# Passage shown:

************

You don't specify how the team gets notified about the review. I'll assume that you notify them by email and direct them to some website where they can review the changes, and then click on a link to either Approve or Don't Approve. Clicking the link to Approve will send a request to a web server that will "signal" SWF that the review has been approved. Clicking the link to Don't Approve will "signal" SWF that the review has not been approved. You mention that you want to renotify the team (or perhaps escalate to the manager) if no one has taken action on the review. Let's say this renotification happens after 48 hours. After the renotication, you grant them another 72 hours before assumming Don't Approve.
Here's how your workflow looks like to me:
User uploads file and kicks off a workflow
Decider Task schedules "TransformActivity"
TransformActivity runs, transforms the data into different files, and completes successfully
Decider Task schedules "UpdateDatabaseActivity"
UpdateDatabaseActivity runs, updates the database, and completes successfully
Decider Task schedules "EmailTeamActivity"
EmailTeamActivity runs, emails the team, and completes successfully
Decider Task schedules a Timer for 48 hours.
If a signal indicating Approve or Don't Approve is received within 48 hours:
Decider Task schedules the "RecordFinalDecisionActivity"
RecordFinalDecisionActivity will run, record the Approve (or Don't Approve) into the database, and complete successfully.
Decider Task will then close the workflow because it's done.
If no signal is received and the timer fires (after 48 hours):
Decider Task schedules the "EmailTeamAndManagerActivity"

************

[Page segmentation data]
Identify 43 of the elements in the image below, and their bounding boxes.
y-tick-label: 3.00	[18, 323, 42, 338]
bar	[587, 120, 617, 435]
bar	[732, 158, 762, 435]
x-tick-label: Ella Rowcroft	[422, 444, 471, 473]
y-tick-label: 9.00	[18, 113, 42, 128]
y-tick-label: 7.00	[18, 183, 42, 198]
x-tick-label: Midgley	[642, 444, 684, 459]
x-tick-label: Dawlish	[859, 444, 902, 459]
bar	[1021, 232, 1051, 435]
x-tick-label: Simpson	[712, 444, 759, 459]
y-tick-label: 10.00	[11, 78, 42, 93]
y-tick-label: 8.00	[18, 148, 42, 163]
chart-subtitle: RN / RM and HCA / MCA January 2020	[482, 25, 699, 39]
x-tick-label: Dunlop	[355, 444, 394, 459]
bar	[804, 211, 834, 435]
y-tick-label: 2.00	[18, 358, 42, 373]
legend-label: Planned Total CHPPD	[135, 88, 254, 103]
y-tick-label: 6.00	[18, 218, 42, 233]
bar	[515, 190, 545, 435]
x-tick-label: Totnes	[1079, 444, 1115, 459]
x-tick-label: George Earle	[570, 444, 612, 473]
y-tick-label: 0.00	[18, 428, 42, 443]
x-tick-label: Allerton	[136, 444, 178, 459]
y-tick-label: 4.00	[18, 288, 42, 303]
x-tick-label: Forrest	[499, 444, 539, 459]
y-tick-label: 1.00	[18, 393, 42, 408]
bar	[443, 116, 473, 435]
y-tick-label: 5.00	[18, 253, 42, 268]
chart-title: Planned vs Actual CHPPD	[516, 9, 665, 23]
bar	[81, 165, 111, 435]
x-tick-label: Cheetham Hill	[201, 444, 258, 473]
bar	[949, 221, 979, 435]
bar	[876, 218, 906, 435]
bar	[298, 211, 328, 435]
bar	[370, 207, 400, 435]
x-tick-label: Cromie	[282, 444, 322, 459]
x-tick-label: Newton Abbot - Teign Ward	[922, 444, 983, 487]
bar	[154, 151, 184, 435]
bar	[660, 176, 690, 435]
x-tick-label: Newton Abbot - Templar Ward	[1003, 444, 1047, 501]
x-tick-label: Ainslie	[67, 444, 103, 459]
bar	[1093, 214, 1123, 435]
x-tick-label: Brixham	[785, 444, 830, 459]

************

# Required tasks:
1) In the review workflow text, list every activity that the Decider Task schedules, by its name.
2) Carry on the review workflow text from the point where it stops.

# Answers to the problems:
1)
TransformActivity
UpdateDatabaseActivity
EmailTeamActivity
RecordFinalDecisionActivity
EmailTeamAndManagerActivity

2)
EmailTeamAndManagerActivity runs, emails the team and manager, and completes successfully.
Decider Task schedules another timer for 72 hours.
If a signal indicating Approve or Don't Approve is received within the additional 72 hours given:
Repeat the same logic as the section "If a signal indicating Approve or Don't Approve is received within 48 hours".
If no signal is received and the timer fires (after the additional 72 hours):
At this point, the workflow can assume it was a Don't Approve, schedule the "RecordFinalDecisionActivity" and close the workflow once that activity completes.
The reason why you don't want to have a "review" activity is because that task gets scheduled and then some activity worker needs to reply success. How would that work? When someone clicks the Approve or Don't Approve link, the request to the webserver would have to pull down the activity from the task list. However, if the task list has multiple activities, SWF just gives out any one of them. It might not get the right one. Now, you could argue that you could schedule the different reviews across different task lists, but that's just cumbersome and tedious.
Signals are done to indicate an "external" event, which this very much is. The SWF documentation on Signals does a great job on talking about Signals. Here's the SWF documentation on how to use Timers and Signals. As for the particulars on how to use SWF and Ruby, I can't really help you there. I've only used SWF with Java by using the AWS Flow Framework.
user upload excel file, does "StartWorkflowExecution", that queues a decision task
decision worker notice flow is new / "stage one", it schedules "transform file" activity task
activity worker picks up task, and does the "transform file" activity, when done does "RespondActivityTaskCompleted" with a result of "transformations done", that queues a decision task
decision worker picks up decision task, notices the transformations are done and schedule a new activity task
activity worker picks up activity task, notices it's for a team member (according to the instructions given by the decision worker when scheduling the activity task), team member gets notified, somehow perform his action, then somehow notifies the activity worker which will reply "RespondActivityTaskCompleted"
I don't see the need for a Timer or a Signal, it's just plain flow. Those two concepts are useful if you want recurring events, timeouts, and/or interrupting the flow.
Please note that you can differentiate activity workers by using task lists (for example activity workers for automated work vs activity workers for human participants, whatever).